◆ **Task requirements**
Extract all lines that hold "Goethe" from the records below.

◆ **Stored records**
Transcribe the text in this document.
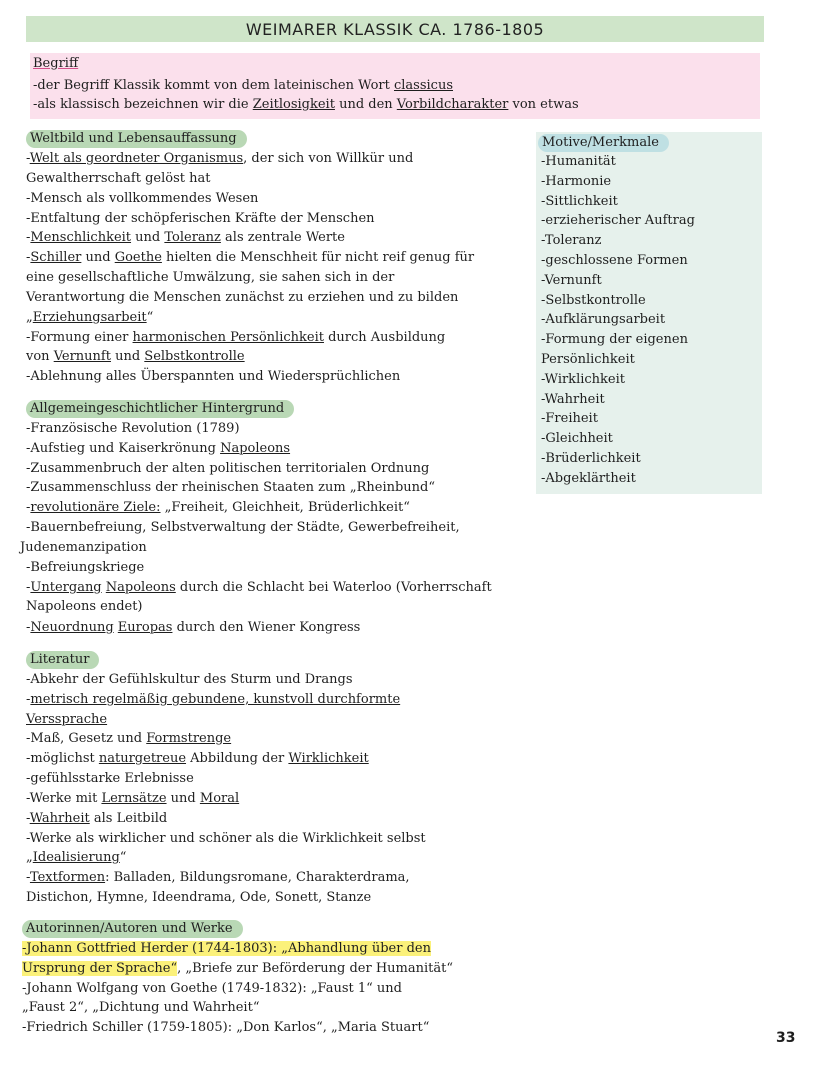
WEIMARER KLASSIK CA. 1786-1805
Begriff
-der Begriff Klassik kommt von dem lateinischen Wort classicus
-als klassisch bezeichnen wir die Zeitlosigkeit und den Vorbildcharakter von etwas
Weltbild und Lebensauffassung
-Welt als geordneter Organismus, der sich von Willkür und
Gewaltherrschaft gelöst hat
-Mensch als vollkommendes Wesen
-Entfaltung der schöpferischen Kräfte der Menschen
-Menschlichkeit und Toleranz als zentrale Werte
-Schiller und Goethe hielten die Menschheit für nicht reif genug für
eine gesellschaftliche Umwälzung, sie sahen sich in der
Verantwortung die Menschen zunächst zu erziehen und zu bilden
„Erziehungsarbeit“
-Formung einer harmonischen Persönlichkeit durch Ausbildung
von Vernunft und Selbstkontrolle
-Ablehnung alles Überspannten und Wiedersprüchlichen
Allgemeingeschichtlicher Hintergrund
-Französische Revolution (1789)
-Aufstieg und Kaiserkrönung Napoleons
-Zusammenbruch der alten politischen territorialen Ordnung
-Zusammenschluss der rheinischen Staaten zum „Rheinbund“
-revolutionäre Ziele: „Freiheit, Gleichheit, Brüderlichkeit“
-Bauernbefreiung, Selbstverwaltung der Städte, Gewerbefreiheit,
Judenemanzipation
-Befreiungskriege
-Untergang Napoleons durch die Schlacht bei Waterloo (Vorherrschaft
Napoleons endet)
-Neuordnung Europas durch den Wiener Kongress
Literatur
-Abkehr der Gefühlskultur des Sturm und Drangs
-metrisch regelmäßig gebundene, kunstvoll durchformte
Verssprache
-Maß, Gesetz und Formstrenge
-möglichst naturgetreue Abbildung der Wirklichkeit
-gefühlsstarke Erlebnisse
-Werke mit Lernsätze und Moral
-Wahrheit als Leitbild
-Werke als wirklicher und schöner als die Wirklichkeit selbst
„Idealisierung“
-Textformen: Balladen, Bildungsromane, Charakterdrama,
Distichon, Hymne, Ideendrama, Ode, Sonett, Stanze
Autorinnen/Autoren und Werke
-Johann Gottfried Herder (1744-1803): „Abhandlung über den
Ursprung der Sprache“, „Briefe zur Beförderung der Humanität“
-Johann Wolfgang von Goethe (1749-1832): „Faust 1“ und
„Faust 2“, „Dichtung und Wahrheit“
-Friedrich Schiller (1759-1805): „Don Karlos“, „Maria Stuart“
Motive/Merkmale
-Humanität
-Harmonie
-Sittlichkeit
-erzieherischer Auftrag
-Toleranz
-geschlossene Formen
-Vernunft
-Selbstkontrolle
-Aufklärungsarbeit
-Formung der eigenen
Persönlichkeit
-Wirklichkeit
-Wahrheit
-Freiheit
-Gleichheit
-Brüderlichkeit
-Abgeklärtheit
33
* * *
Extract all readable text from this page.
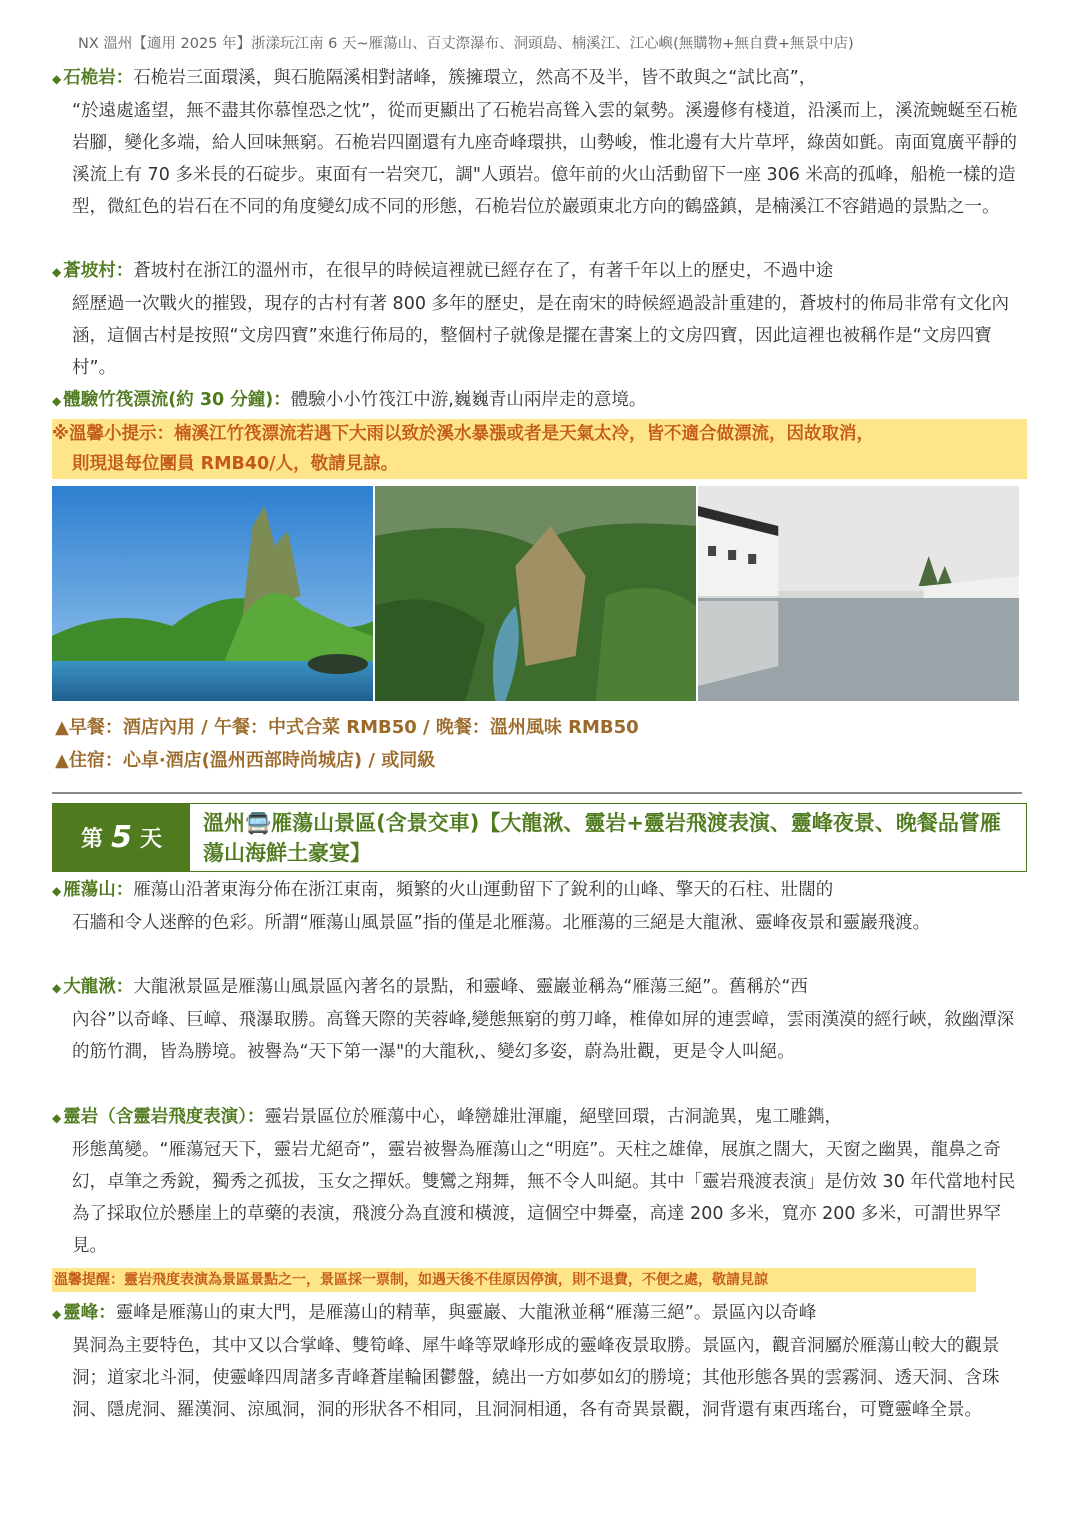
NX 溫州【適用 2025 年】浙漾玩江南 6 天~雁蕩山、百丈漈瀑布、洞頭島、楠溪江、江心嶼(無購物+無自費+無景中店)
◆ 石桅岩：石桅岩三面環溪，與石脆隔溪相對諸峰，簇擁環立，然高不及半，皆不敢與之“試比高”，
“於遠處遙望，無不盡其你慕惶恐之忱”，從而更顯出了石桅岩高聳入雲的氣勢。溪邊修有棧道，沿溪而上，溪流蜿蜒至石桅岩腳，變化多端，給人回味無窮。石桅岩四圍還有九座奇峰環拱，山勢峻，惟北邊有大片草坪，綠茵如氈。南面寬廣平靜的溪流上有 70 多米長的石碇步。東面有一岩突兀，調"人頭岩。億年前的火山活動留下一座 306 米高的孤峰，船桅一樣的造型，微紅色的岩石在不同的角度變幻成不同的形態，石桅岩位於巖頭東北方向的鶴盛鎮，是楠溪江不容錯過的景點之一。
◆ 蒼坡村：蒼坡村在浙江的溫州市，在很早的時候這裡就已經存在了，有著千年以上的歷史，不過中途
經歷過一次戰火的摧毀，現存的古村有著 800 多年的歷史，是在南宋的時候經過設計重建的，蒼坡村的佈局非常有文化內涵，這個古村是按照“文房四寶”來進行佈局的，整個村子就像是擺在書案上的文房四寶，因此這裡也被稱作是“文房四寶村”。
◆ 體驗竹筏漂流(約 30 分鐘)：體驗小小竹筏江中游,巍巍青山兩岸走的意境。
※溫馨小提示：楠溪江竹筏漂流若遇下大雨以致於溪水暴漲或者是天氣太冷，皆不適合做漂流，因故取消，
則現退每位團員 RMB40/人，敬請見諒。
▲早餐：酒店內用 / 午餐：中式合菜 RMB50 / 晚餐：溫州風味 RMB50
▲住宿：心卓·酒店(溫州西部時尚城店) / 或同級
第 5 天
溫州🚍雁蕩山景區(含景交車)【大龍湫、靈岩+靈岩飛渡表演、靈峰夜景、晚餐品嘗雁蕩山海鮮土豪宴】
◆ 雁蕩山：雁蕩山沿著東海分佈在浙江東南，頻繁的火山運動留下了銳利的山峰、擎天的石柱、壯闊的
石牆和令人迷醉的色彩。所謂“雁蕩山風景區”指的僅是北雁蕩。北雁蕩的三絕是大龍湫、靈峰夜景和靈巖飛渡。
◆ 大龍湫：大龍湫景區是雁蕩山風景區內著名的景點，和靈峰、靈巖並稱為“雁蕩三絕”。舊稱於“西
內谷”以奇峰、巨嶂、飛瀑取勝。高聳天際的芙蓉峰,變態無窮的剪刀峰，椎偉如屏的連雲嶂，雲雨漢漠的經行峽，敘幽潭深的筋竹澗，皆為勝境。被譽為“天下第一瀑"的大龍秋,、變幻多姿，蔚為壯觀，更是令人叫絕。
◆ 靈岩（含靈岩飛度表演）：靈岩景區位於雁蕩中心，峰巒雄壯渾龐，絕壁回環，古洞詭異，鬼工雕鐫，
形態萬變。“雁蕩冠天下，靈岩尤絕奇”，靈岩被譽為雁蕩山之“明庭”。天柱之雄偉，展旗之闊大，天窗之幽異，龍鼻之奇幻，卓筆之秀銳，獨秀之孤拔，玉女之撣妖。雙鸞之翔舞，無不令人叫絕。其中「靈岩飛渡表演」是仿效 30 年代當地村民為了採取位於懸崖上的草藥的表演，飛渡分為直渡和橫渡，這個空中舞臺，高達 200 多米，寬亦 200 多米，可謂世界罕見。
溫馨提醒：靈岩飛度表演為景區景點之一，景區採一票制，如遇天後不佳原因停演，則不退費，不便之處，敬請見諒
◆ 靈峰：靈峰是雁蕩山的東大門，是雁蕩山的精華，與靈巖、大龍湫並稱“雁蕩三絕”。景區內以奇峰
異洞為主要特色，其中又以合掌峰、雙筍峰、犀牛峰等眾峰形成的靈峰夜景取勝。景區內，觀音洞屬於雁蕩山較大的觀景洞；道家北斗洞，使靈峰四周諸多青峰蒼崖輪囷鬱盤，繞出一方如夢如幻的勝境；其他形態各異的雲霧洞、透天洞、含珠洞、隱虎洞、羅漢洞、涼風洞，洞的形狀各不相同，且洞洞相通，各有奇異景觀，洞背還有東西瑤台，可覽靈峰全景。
* * *
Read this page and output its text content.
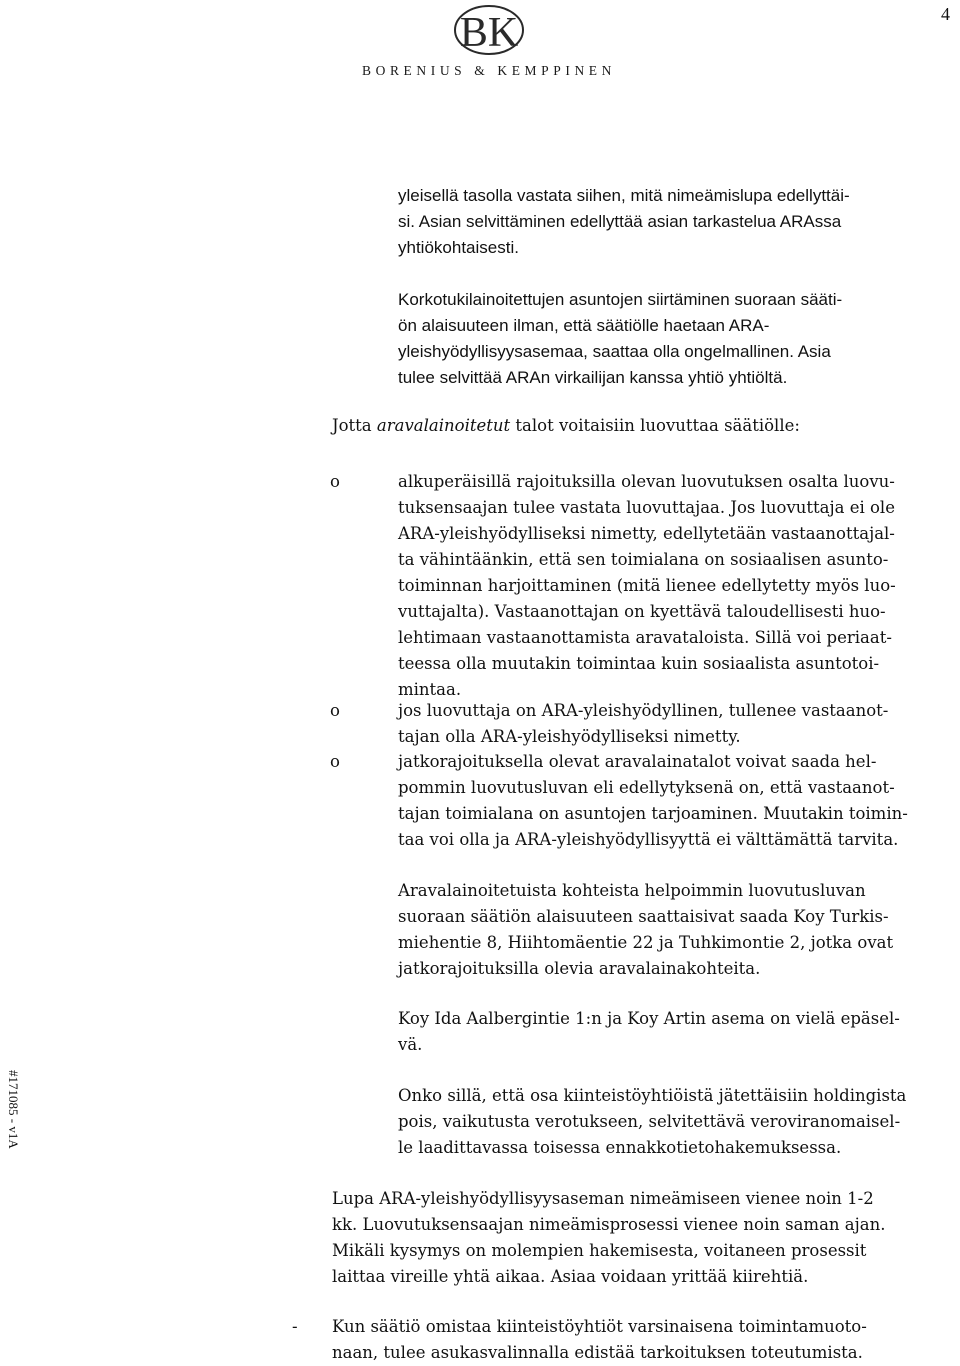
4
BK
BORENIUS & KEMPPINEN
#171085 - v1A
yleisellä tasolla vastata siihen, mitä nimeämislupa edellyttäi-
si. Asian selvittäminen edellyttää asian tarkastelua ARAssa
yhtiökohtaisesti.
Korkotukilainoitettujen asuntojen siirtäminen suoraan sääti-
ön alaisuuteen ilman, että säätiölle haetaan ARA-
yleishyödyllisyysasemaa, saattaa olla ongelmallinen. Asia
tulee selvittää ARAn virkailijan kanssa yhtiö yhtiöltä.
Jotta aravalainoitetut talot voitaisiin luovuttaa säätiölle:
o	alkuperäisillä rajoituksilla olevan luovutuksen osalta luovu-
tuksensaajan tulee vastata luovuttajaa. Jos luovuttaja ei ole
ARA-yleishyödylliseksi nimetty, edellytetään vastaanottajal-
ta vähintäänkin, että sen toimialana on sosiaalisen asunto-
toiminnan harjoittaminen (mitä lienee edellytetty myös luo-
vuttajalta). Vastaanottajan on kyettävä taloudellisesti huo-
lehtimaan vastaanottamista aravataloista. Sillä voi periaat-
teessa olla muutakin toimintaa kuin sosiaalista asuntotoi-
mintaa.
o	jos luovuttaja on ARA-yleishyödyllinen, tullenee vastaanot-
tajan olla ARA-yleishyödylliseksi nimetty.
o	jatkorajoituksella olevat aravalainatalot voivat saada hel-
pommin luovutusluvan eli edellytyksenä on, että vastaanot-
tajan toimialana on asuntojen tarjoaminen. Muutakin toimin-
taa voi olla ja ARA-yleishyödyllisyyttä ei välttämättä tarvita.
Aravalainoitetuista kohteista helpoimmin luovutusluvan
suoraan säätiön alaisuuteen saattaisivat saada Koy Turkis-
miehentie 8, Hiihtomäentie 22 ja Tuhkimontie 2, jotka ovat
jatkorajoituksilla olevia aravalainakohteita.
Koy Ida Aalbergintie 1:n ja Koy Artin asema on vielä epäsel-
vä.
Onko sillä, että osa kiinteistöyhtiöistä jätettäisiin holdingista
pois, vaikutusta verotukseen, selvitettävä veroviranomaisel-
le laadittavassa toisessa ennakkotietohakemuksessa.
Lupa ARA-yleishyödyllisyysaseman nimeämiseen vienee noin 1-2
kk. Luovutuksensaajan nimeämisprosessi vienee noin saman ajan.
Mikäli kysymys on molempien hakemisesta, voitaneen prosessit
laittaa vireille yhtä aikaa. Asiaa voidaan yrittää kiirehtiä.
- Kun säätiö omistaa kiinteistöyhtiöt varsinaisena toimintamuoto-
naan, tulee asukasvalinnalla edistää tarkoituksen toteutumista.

◆ **Complete response**
-Schiller und Goethe hielten die Menschheit für nicht reif genug für
-Johann Wolfgang von Goethe (1749-1832): „Faust 1“ und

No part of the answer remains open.